> Passage shown
****************************************

On review of a decision of the Advisory Committee on Professional Ethics.
Chief Justice Wilentz and Justices Handler, Pollock, O'hern, Garibaldi, Stein, and Coleman join in the Court's opinion.
(This syllabus is not part of the opinion of the Court. It has been prepared by the Office of the Clerk for the convenience of the reader. It has been neither reviewed nor approved by the Supreme Court. Please note that, in the interests of brevity, portions of any opinion may not have been summarized).
In the Matter of Advisory Committee on Professional Ethics Docket No. 22-95 (A-121-95)
Argued March 11, 1996 -- Decided June 13, 1996
The Advisory Committee on Professional Ethics (ACPE) is a Supreme Court committee that receives inquiries from members of the bar and renders opinions on issues arising out of the Rules of Professional Conduct. In April 1995, the ACPE received such a request from the New Jersey State Bar Association, the Bar of the Special Civil Part, and the Commercial Collection Agency Section of the Commercial Law League of America (CLL). The inquirers wanted the ACPE's opinion on whether attorneys who concentrate on collections law practice may endorse checks they receive in their clients' names and deduct the attorney's contingent fee without the clients' express consent after full disclosure in each matter.
The ACPE applied a prior Supreme Court case involving Opinion 635 of the ACPE and a joint opinion of the ACPE and the Committee on Attorney Advertising to the question presented. As a result, the ACPE concluded that collections attorneys could not process and cash checks without the express consent of their clients.
The Supreme Court granted the inquirers' petition for review of the decision of the ACPE.
HELD: Under the extraordinary circumstances presented, lawyers or law firms that concentrate in debt collections may, at the request of an institutional client-creditor, use the power of attorney to endorse the client-creditor's name to drafts from debtors and may deduct their contingent fees for individual matters without the prior approval of the client-creditor.
1. RPC 1.15(c) says that a lawyer holding property in which another person claims an interest must keep that property separate until there is an accounting and a separation of interests. Prior decisions of the Supreme Court and its committees have made it clear that RPC 1.15(c) obliges an attorney to inform his or her client of the settlement or other resolution of the client's matter, the amount of the settlement or judgment, and the amount of the fee to be deducted by the attorney. (pp. 2-3)

****************************************

> Written request A
In the entries, give the lines as a numbered list, starting with the line with "table-header-row: 序号 登录名" and going on through the line with "nav-group-label: 航船管理 xyxy=(41,197,90,211)", with blank lines left out.

****************************************

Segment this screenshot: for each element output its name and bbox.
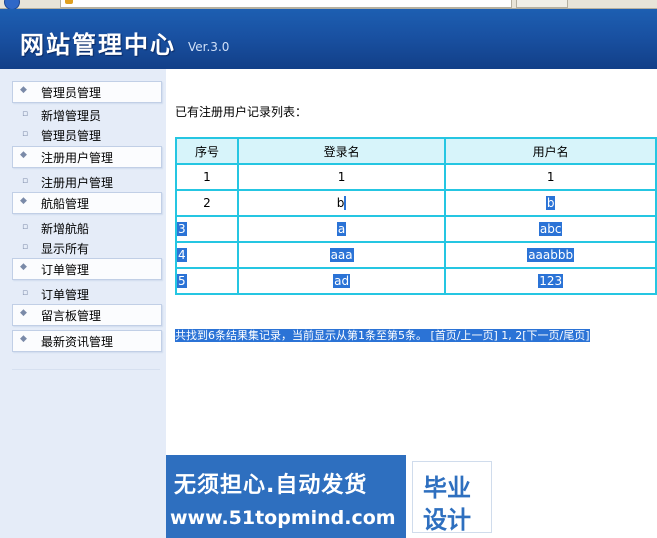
table-header-row: 序号 登录名 用户名 xyxy=(175,137,657,165)
watermark-logo: 毕业 设计 xyxy=(412,461,492,534)
watermark-logo-panel: 毕业 设计 xyxy=(406,455,495,538)
cell-text: 5 xyxy=(177,274,187,288)
sidebar-divider xyxy=(12,369,160,370)
nav-group-admin[interactable]: ◆ 管理员管理 xyxy=(12,81,162,103)
nav-group-label: 航船管理 xyxy=(41,197,90,211)
nav-group-ships[interactable]: ◆ 航船管理 xyxy=(12,192,162,214)
pagination[interactable]: 共找到6条结果集记录，当前显示从第1条至第5条。 [首页/上一页] 1, 2[下… xyxy=(175,327,590,343)
watermark-text-panel: 无须担心.自动发货 www.51topmind.com xyxy=(166,455,406,538)
sidebar: ◆ 管理员管理 ▫ 新增管理员 ▫ 管理员管理 ◆ 注册用户管理 ▫ 注册用户管… xyxy=(0,69,167,538)
nav-group-users[interactable]: ◆ 注册用户管理 xyxy=(12,146,162,168)
cell-text: a xyxy=(336,222,347,236)
nav-group-label: 管理员管理 xyxy=(41,86,102,100)
list-title: 已有注册用户记录列表： xyxy=(175,105,308,119)
watermark-slogan: 无须担心.自动发货 xyxy=(174,473,368,498)
user-table: 序号 登录名 用户名 1 1 1 2 b b 3 a abc 4 aaa aaa… xyxy=(175,137,657,295)
column-header-username: 用户名 xyxy=(444,137,657,165)
table-row: 2 b b xyxy=(175,189,657,217)
cell-index: 2 xyxy=(175,189,239,217)
bullet-icon: ▫ xyxy=(22,222,29,232)
nav-group-label: 最新资讯管理 xyxy=(41,335,114,349)
nav-group-messages[interactable]: ◆ 留言板管理 xyxy=(12,304,162,326)
nav-group-label: 注册用户管理 xyxy=(41,151,114,165)
nav-item-label: 显示所有 xyxy=(41,242,90,256)
table-row: 4 aaa aaabbb xyxy=(175,241,657,269)
cell-index: 4 xyxy=(175,241,239,269)
table-row: 1 1 1 xyxy=(175,163,657,191)
nav-group-orders[interactable]: ◆ 订单管理 xyxy=(12,258,162,280)
bullet-icon: ▫ xyxy=(22,129,29,139)
nav-item-label: 订单管理 xyxy=(41,288,90,302)
bullet-icon: ▫ xyxy=(22,176,29,186)
address-bar[interactable] xyxy=(60,0,512,8)
bullet-icon: ◆ xyxy=(20,308,27,318)
site-title: 网站管理中心 xyxy=(20,31,176,59)
cell-login[interactable]: aaa xyxy=(236,241,447,269)
nav-item-label: 注册用户管理 xyxy=(41,176,114,190)
cell-login[interactable]: a xyxy=(236,215,447,243)
cell-text: b xyxy=(545,196,556,210)
cell-username: 1 xyxy=(444,163,657,191)
watermark-logo-text: 毕业 xyxy=(423,474,471,502)
nav-item-label: 新增管理员 xyxy=(41,109,102,123)
nav-item-label: 新增航船 xyxy=(41,222,90,236)
site-version: Ver.3.0 xyxy=(188,40,230,54)
cell-index: 5 xyxy=(175,267,239,295)
watermark-url: www.51topmind.com xyxy=(170,507,396,529)
cell-index: 3 xyxy=(175,215,239,243)
cell-text: 3 xyxy=(177,222,187,236)
column-header-index: 序号 xyxy=(175,137,239,165)
site-header: 网站管理中心 Ver.3.0 xyxy=(0,9,657,69)
bullet-icon: ◆ xyxy=(20,334,27,344)
cell-text: ad xyxy=(333,274,351,288)
table-row: 5 ad 123 xyxy=(175,267,657,295)
toolbar-button[interactable] xyxy=(516,0,568,8)
cell-username: 123 xyxy=(444,267,657,295)
page-icon xyxy=(65,0,73,4)
nav-group-label: 订单管理 xyxy=(41,263,90,277)
bullet-icon: ▫ xyxy=(22,109,29,119)
bullet-icon: ◆ xyxy=(20,262,27,272)
pagination-text: 共找到6条结果集记录，当前显示从第1条至第5条。 [首页/上一页] 1, 2[下… xyxy=(175,329,590,342)
table-row: 3 a abc xyxy=(175,215,657,243)
cell-index: 1 xyxy=(175,163,239,191)
column-header-login: 登录名 xyxy=(236,137,447,165)
cell-text: 1 xyxy=(337,170,346,184)
cell-username: abc xyxy=(444,215,657,243)
cell-text: 123 xyxy=(538,274,564,288)
bullet-icon: ◆ xyxy=(20,85,27,95)
selection-caret xyxy=(344,196,347,210)
cell-login[interactable]: ad xyxy=(236,267,447,295)
nav-group-label: 留言板管理 xyxy=(41,309,102,323)
cell-text: aaa xyxy=(329,248,354,262)
browser-toolbar xyxy=(0,0,657,10)
cell-login[interactable]: b xyxy=(236,189,447,217)
cell-text: 4 xyxy=(177,248,187,262)
cell-text: aaabbb xyxy=(527,248,575,262)
cell-username: b xyxy=(444,189,657,217)
bullet-icon: ▫ xyxy=(22,242,29,252)
bullet-icon: ◆ xyxy=(20,150,27,160)
bullet-icon: ◆ xyxy=(20,196,27,206)
cell-login[interactable]: 1 xyxy=(236,163,447,191)
nav-item-label: 管理员管理 xyxy=(41,129,102,143)
cell-username: aaabbb xyxy=(444,241,657,269)
nav-group-news[interactable]: ◆ 最新资讯管理 xyxy=(12,330,162,352)
bullet-icon: ▫ xyxy=(22,288,29,298)
cell-text: abc xyxy=(538,222,563,236)
watermark-logo-text: 设计 xyxy=(423,506,471,534)
watermark-banner: 无须担心.自动发货 www.51topmind.com 毕业 设计 xyxy=(166,455,495,538)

****************************************

> Written request B
Extend the court syllabus on collections attorneys endorsing client checks, picking up after its last sentence.

> Right answer A
1. table-header-row: 序号 登录名 用户名 xyxy=(175,137,657,165)
2. watermark-logo: 毕业 设计 xyxy=(412,461,492,534)
3. watermark-logo-panel: 毕业 设计 xyxy=(406,455,495,538)
4. cell-text: 5 xyxy=(177,274,187,288)
5. sidebar-divider xyxy=(12,369,160,370)
6. nav-group-admin[interactable]: ◆ 管理员管理 xyxy=(12,81,162,103)
7. nav-group-label: 航船管理 xyxy=(41,197,90,211)

> Right answer B
2. Debt collection is a very large business. Companies will often retain law firms that concentrate in collections litigation to handle delinquent accounts. Most commonly, such attorneys operate on a contingent fee basis. Institutional clients will dictate the collection arrangements by drafting the retainer letter. Such letters typically authorize the law firms to endorse payment orders that list the client as payee. In addition, the clients generally authorize the law firms in advance to deduct the attorneys' contingent fees before disclosing the amount of fluids received or the precise amount of the fees earned. Most law firms remit payments to their clients once a month. A single check is sent with a list of all the debtors covered by the payment. (pp. 3-7)
3. In its prior decisions restricting the use of an attorney's power to endorse his or her client's name to a check, the Court noted that there might be "extraordinary circumstances" that would justify the use of such a power of attorney. The ACPE justifiably concluded in this case that it was bound by the Court's prior decisions. (pp. 7-12)
4. A persuasive case has been made by institutional client-creditors to have the Court permit the present system of endorsements and fee deductions to continue on the grounds of convenience and cost effectiveness. The tens of thousands of claims collections attorneys manage create an extraordinary circumstance that requires special treatment. Having a cost-effective system reduces the cost of credit. The public interest in this case demands that practical considerations and common sense prevail over technical restrictions. (pp. 12-14)
5. Collections attorneys may continue to deduct their contingent fees from payments to institutional client-creditors. The clients clearly want the existing practice to continue. The high volume of claims and the minimal risk of misappropriation support this Conclusion. (pp. 14-16)
6. The Court emphasizes that its decision does not excuse an attorney from otherwise complying with all the Rules of Professional Conduct. (p. 17)
The determination of the Advisory Committee on Professional Ethics is MODIFIED in accordance with the Court's opinion.
CHIEF JUSTICE WILENTZ and JUSTICES HANDLER, POLLOCK, O'HERN, GARIBALDI, STEIN, and COLEMAN join in the Court's opinion.
The issue raised in this appeal is whether a law firm that concentrates its practice in the field of collections law may, upon receiving checks payable to its clients, endorse the checks and deduct the firm's contingent fees where the client consents to that practice in the retainer agreement but does not thereafter expressly authorize the deductions with full knowledge of the total amounts collected.
In response to a formal inquiry, the Advisory Committee on Professional Ethics (ACPE) concluded that a law firm may not, upon receiving checks on behalf of its clients, endorse the checks in its clients' names or deduct its contingent fees without the clients' express consent after full disclosure without violating Rule of Professional Conduct (RPC) 1.15(c) as explicated in In re Advisory Committee on Professional Ethics Opinion 635, 125 N.J. 181, 592 A.2d 1210 (1991) (IMO Opinion 635), and Advisory Committee on Professional Ethics and Committee on Attorney Advertising Joint Opinion 666/14, 132 N.J.L.J. 210 (1992) (Joint Opinion 666/14). We granted a Petition for Review. N.J. (1995). We now modify the ACPE decision to permit the existing collections law practices to continue.